/---

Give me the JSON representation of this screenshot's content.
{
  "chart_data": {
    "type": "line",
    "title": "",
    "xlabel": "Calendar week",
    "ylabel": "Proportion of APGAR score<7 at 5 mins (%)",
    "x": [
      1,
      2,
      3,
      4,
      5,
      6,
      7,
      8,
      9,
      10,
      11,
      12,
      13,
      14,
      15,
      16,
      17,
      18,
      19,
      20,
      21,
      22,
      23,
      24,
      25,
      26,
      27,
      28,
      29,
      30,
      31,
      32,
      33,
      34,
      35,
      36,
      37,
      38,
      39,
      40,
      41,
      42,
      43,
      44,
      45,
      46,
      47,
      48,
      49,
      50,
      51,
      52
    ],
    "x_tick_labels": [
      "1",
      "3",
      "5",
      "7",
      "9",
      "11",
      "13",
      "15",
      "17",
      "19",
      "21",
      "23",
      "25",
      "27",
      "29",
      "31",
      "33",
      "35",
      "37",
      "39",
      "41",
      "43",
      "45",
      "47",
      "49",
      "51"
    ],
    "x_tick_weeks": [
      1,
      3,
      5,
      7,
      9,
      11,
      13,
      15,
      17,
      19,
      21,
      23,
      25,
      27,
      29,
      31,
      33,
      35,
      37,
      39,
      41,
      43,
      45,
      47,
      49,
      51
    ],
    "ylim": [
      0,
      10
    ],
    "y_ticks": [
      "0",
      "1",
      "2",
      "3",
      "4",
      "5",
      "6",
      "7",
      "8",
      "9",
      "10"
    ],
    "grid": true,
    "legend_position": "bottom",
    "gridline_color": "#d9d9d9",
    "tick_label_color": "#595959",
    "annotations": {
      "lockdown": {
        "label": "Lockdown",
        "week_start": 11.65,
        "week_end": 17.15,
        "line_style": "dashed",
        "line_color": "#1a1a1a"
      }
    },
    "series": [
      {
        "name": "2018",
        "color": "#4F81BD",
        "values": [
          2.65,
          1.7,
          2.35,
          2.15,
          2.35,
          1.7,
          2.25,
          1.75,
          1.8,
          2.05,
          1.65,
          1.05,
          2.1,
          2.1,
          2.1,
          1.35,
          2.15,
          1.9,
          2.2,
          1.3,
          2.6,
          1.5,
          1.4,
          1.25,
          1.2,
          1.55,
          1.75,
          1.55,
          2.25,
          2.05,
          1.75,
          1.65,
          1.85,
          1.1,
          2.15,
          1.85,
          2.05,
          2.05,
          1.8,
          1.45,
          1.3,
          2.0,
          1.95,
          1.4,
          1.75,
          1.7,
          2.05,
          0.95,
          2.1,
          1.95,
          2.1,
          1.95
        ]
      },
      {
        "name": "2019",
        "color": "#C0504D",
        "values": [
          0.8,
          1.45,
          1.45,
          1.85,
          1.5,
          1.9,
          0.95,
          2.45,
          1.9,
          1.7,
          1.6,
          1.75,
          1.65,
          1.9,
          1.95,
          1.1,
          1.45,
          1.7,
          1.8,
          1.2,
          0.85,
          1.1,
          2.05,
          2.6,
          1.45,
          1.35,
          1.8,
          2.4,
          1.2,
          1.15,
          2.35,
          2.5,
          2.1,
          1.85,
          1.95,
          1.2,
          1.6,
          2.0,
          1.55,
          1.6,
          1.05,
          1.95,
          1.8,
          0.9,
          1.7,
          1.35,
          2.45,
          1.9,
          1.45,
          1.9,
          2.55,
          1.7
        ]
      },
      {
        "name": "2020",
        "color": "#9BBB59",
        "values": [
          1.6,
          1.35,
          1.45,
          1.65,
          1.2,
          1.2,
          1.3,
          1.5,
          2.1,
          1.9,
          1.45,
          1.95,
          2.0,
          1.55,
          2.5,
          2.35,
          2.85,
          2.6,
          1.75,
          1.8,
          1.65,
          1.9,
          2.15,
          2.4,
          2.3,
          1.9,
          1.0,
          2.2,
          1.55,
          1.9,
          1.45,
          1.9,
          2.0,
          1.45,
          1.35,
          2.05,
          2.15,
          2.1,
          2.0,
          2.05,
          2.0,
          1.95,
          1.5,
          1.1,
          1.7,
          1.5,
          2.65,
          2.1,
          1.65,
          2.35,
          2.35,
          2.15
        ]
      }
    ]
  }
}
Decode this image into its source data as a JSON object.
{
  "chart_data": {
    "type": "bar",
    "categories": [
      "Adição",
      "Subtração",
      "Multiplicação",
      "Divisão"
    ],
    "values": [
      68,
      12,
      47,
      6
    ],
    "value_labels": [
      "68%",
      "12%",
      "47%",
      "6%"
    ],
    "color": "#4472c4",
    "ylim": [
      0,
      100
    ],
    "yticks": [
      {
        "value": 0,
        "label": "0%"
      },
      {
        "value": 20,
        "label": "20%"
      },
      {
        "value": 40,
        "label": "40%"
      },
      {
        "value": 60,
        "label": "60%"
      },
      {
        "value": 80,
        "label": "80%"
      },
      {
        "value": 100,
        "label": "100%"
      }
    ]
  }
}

\---

Above are some records; extract every one of them exactly.

**EXPECTED ANSWER**
Give me the JSON representation of this screenshot's content.
{
  "chart_data": {
    "type": "line",
    "title": "",
    "xlabel": "Calendar week",
    "ylabel": "Proportion of APGAR score<7 at 5 mins (%)",
    "x": [
      1,
      2,
      3,
      4,
      5,
      6,
      7,
      8,
      9,
      10,
      11,
      12,
      13,
      14,
      15,
      16,
      17,
      18,
      19,
      20,
      21,
      22,
      23,
      24,
      25,
      26,
      27,
      28,
      29,
      30,
      31,
      32,
      33,
      34,
      35,
      36,
      37,
      38,
      39,
      40,
      41,
      42,
      43,
      44,
      45,
      46,
      47,
      48,
      49,
      50,
      51,
      52
    ],
    "x_tick_labels": [
      "1",
      "3",
      "5",
      "7",
      "9",
      "11",
      "13",
      "15",
      "17",
      "19",
      "21",
      "23",
      "25",
      "27",
      "29",
      "31",
      "33",
      "35",
      "37",
      "39",
      "41",
      "43",
      "45",
      "47",
      "49",
      "51"
    ],
    "x_tick_weeks": [
      1,
      3,
      5,
      7,
      9,
      11,
      13,
      15,
      17,
      19,
      21,
      23,
      25,
      27,
      29,
      31,
      33,
      35,
      37,
      39,
      41,
      43,
      45,
      47,
      49,
      51
    ],
    "ylim": [
      0,
      10
    ],
    "y_ticks": [
      "0",
      "1",
      "2",
      "3",
      "4",
      "5",
      "6",
      "7",
      "8",
      "9",
      "10"
    ],
    "grid": true,
    "legend_position": "bottom",
    "gridline_color": "#d9d9d9",
    "tick_label_color": "#595959",
    "annotations": {
      "lockdown": {
        "label": "Lockdown",
        "week_start": 11.65,
        "week_end": 17.15,
        "line_style": "dashed",
        "line_color": "#1a1a1a"
      }
    },
    "series": [
      {
        "name": "2018",
        "color": "#4F81BD",
        "values": [
          2.65,
          1.7,
          2.35,
          2.15,
          2.35,
          1.7,
          2.25,
          1.75,
          1.8,
          2.05,
          1.65,
          1.05,
          2.1,
          2.1,
          2.1,
          1.35,
          2.15,
          1.9,
          2.2,
          1.3,
          2.6,
          1.5,
          1.4,
          1.25,
          1.2,
          1.55,
          1.75,
          1.55,
          2.25,
          2.05,
          1.75,
          1.65,
          1.85,
          1.1,
          2.15,
          1.85,
          2.05,
          2.05,
          1.8,
          1.45,
          1.3,
          2.0,
          1.95,
          1.4,
          1.75,
          1.7,
          2.05,
          0.95,
          2.1,
          1.95,
          2.1,
          1.95
        ]
      },
      {
        "name": "2019",
        "color": "#C0504D",
        "values": [
          0.8,
          1.45,
          1.45,
          1.85,
          1.5,
          1.9,
          0.95,
          2.45,
          1.9,
          1.7,
          1.6,
          1.75,
          1.65,
          1.9,
          1.95,
          1.1,
          1.45,
          1.7,
          1.8,
          1.2,
          0.85,
          1.1,
          2.05,
          2.6,
          1.45,
          1.35,
          1.8,
          2.4,
          1.2,
          1.15,
          2.35,
          2.5,
          2.1,
          1.85,
          1.95,
          1.2,
          1.6,
          2.0,
          1.55,
          1.6,
          1.05,
          1.95,
          1.8,
          0.9,
          1.7,
          1.35,
          2.45,
          1.9,
          1.45,
          1.9,
          2.55,
          1.7
        ]
      },
      {
        "name": "2020",
        "color": "#9BBB59",
        "values": [
          1.6,
          1.35,
          1.45,
          1.65,
          1.2,
          1.2,
          1.3,
          1.5,
          2.1,
          1.9,
          1.45,
          1.95,
          2.0,
          1.55,
          2.5,
          2.35,
          2.85,
          2.6,
          1.75,
          1.8,
          1.65,
          1.9,
          2.15,
          2.4,
          2.3,
          1.9,
          1.0,
          2.2,
          1.55,
          1.9,
          1.45,
          1.9,
          2.0,
          1.45,
          1.35,
          2.05,
          2.15,
          2.1,
          2.0,
          2.05,
          2.0,
          1.95,
          1.5,
          1.1,
          1.7,
          1.5,
          2.65,
          2.1,
          1.65,
          2.35,
          2.35,
          2.15
        ]
      }
    ]
  }
}
Decode this image into its source data as a JSON object.
{
  "chart_data": {
    "type": "bar",
    "categories": [
      "Adição",
      "Subtração",
      "Multiplicação",
      "Divisão"
    ],
    "values": [
      68,
      12,
      47,
      6
    ],
    "value_labels": [
      "68%",
      "12%",
      "47%",
      "6%"
    ],
    "color": "#4472c4",
    "ylim": [
      0,
      100
    ],
    "yticks": [
      {
        "value": 0,
        "label": "0%"
      },
      {
        "value": 20,
        "label": "20%"
      },
      {
        "value": 40,
        "label": "40%"
      },
      {
        "value": 60,
        "label": "60%"
      },
      {
        "value": 80,
        "label": "80%"
      },
      {
        "value": 100,
        "label": "100%"
      }
    ]
  }
}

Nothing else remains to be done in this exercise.